• **Written problem**: Output each entry exactly; skip nothing.

• **Material provided**:
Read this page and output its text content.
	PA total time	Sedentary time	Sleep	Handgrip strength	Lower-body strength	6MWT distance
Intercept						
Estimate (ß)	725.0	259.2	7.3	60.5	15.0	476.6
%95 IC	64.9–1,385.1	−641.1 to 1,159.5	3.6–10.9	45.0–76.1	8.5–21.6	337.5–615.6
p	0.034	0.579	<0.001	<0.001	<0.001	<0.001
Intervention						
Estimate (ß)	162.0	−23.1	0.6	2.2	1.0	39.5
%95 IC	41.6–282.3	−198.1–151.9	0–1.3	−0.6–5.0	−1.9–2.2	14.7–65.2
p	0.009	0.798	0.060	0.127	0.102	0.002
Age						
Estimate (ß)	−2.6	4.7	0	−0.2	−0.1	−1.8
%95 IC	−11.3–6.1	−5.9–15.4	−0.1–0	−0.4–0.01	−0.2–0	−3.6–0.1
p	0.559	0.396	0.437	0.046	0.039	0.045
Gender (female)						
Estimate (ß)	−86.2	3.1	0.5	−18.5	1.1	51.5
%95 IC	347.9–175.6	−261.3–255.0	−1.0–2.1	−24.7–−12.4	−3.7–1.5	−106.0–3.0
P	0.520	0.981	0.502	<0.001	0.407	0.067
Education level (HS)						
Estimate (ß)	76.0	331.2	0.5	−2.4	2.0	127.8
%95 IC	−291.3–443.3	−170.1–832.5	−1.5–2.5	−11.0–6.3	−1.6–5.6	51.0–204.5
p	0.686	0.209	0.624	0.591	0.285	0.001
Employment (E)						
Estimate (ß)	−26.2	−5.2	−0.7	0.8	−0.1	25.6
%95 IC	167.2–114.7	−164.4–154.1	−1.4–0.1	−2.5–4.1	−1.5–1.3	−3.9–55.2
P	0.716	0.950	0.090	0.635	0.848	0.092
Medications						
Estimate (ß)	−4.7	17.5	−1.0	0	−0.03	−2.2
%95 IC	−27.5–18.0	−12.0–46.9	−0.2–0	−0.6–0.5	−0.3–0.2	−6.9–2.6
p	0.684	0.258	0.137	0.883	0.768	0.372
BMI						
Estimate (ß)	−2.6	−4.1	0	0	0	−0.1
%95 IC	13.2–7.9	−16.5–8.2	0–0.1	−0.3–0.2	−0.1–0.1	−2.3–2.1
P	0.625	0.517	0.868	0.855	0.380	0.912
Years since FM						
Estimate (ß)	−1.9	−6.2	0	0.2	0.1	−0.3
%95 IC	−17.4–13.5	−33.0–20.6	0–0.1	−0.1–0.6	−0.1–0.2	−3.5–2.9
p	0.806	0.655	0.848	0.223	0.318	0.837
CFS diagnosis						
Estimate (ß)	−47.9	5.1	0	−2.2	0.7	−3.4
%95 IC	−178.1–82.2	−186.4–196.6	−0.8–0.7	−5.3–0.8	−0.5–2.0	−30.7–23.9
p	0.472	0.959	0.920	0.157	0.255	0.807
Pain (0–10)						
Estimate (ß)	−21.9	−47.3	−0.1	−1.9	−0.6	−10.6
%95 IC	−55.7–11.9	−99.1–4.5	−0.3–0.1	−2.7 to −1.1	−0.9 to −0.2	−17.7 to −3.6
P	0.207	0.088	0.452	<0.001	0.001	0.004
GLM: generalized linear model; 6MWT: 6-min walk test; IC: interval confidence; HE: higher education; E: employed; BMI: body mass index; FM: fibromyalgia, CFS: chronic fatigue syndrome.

• **Written answer**:
Read this page and output its text content.
	PA total time	Sedentary time	Sleep	Handgrip strength	Lower-body strength	6MWT distance
Intercept						
Estimate (ß)	725.0	259.2	7.3	60.5	15.0	476.6
%95 IC	64.9–1,385.1	−641.1 to 1,159.5	3.6–10.9	45.0–76.1	8.5–21.6	337.5–615.6
p	0.034	0.579	<0.001	<0.001	<0.001	<0.001
Intervention						
Estimate (ß)	162.0	−23.1	0.6	2.2	1.0	39.5
%95 IC	41.6–282.3	−198.1–151.9	0–1.3	−0.6–5.0	−1.9–2.2	14.7–65.2
p	0.009	0.798	0.060	0.127	0.102	0.002
Age						
Estimate (ß)	−2.6	4.7	0	−0.2	−0.1	−1.8
%95 IC	−11.3–6.1	−5.9–15.4	−0.1–0	−0.4–0.01	−0.2–0	−3.6–0.1
p	0.559	0.396	0.437	0.046	0.039	0.045
Gender (female)						
Estimate (ß)	−86.2	3.1	0.5	−18.5	1.1	51.5
%95 IC	347.9–175.6	−261.3–255.0	−1.0–2.1	−24.7–−12.4	−3.7–1.5	−106.0–3.0
P	0.520	0.981	0.502	<0.001	0.407	0.067
Education level (HS)						
Estimate (ß)	76.0	331.2	0.5	−2.4	2.0	127.8
%95 IC	−291.3–443.3	−170.1–832.5	−1.5–2.5	−11.0–6.3	−1.6–5.6	51.0–204.5
p	0.686	0.209	0.624	0.591	0.285	0.001
Employment (E)						
Estimate (ß)	−26.2	−5.2	−0.7	0.8	−0.1	25.6
%95 IC	167.2–114.7	−164.4–154.1	−1.4–0.1	−2.5–4.1	−1.5–1.3	−3.9–55.2
P	0.716	0.950	0.090	0.635	0.848	0.092
Medications						
Estimate (ß)	−4.7	17.5	−1.0	0	−0.03	−2.2
%95 IC	−27.5–18.0	−12.0–46.9	−0.2–0	−0.6–0.5	−0.3–0.2	−6.9–2.6
p	0.684	0.258	0.137	0.883	0.768	0.372
BMI						
Estimate (ß)	−2.6	−4.1	0	0	0	−0.1
%95 IC	13.2–7.9	−16.5–8.2	0–0.1	−0.3–0.2	−0.1–0.1	−2.3–2.1
P	0.625	0.517	0.868	0.855	0.380	0.912
Years since FM						
Estimate (ß)	−1.9	−6.2	0	0.2	0.1	−0.3
%95 IC	−17.4–13.5	−33.0–20.6	0–0.1	−0.1–0.6	−0.1–0.2	−3.5–2.9
p	0.806	0.655	0.848	0.223	0.318	0.837
CFS diagnosis						
Estimate (ß)	−47.9	5.1	0	−2.2	0.7	−3.4
%95 IC	−178.1–82.2	−186.4–196.6	−0.8–0.7	−5.3–0.8	−0.5–2.0	−30.7–23.9
p	0.472	0.959	0.920	0.157	0.255	0.807
Pain (0–10)						
Estimate (ß)	−21.9	−47.3	−0.1	−1.9	−0.6	−10.6
%95 IC	−55.7–11.9	−99.1–4.5	−0.3–0.1	−2.7 to −1.1	−0.9 to −0.2	−17.7 to −3.6
P	0.207	0.088	0.452	<0.001	0.001	0.004
GLM: generalized linear model; 6MWT: 6-min walk test; IC: interval confidence; HE: higher education; E: employed; BMI: body mass index; FM: fibromyalgia, CFS: chronic fatigue syndrome.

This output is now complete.